Items start

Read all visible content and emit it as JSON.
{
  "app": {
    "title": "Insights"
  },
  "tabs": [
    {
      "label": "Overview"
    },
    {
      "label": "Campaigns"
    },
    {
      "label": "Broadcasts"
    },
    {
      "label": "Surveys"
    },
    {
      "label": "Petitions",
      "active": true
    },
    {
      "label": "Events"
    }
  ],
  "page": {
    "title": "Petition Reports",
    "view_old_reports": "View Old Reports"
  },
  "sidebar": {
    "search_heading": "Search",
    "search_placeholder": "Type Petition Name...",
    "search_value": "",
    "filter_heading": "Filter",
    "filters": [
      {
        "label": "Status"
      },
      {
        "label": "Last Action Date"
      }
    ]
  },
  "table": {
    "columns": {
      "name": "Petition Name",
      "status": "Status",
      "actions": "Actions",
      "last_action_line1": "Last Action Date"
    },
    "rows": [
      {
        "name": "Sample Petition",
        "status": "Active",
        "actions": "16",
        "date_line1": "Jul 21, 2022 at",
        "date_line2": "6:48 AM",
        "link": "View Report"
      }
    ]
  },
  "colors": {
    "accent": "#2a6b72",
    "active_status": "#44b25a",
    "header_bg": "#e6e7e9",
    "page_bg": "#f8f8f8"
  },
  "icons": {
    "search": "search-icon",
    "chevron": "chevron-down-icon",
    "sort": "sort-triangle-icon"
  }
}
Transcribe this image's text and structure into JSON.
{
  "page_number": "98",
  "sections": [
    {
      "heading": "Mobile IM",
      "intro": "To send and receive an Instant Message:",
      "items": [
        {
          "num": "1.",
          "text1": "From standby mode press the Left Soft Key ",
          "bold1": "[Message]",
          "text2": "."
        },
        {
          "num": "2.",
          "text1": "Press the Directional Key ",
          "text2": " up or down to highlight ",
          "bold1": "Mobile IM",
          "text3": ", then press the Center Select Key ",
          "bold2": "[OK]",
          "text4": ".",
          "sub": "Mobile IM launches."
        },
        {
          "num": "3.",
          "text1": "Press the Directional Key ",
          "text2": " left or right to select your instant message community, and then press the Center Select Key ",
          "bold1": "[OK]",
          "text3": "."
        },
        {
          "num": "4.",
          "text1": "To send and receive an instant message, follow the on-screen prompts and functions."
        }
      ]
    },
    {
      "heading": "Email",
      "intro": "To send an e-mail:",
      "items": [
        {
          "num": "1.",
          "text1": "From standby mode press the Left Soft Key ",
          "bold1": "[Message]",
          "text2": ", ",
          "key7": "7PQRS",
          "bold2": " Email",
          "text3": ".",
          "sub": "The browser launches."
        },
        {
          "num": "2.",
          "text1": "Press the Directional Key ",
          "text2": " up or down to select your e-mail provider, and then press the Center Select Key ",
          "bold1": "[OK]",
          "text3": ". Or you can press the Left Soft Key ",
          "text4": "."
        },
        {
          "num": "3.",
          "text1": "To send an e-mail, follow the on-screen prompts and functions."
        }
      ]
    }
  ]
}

Items end

### Your goal
Copy out all lines from the material above that contain the string "prompts".

### Finished exercise
          "text1": "To send and receive an instant message, follow the on-screen prompts and functions."
          "text1": "To send an e-mail, follow the on-screen prompts and functions."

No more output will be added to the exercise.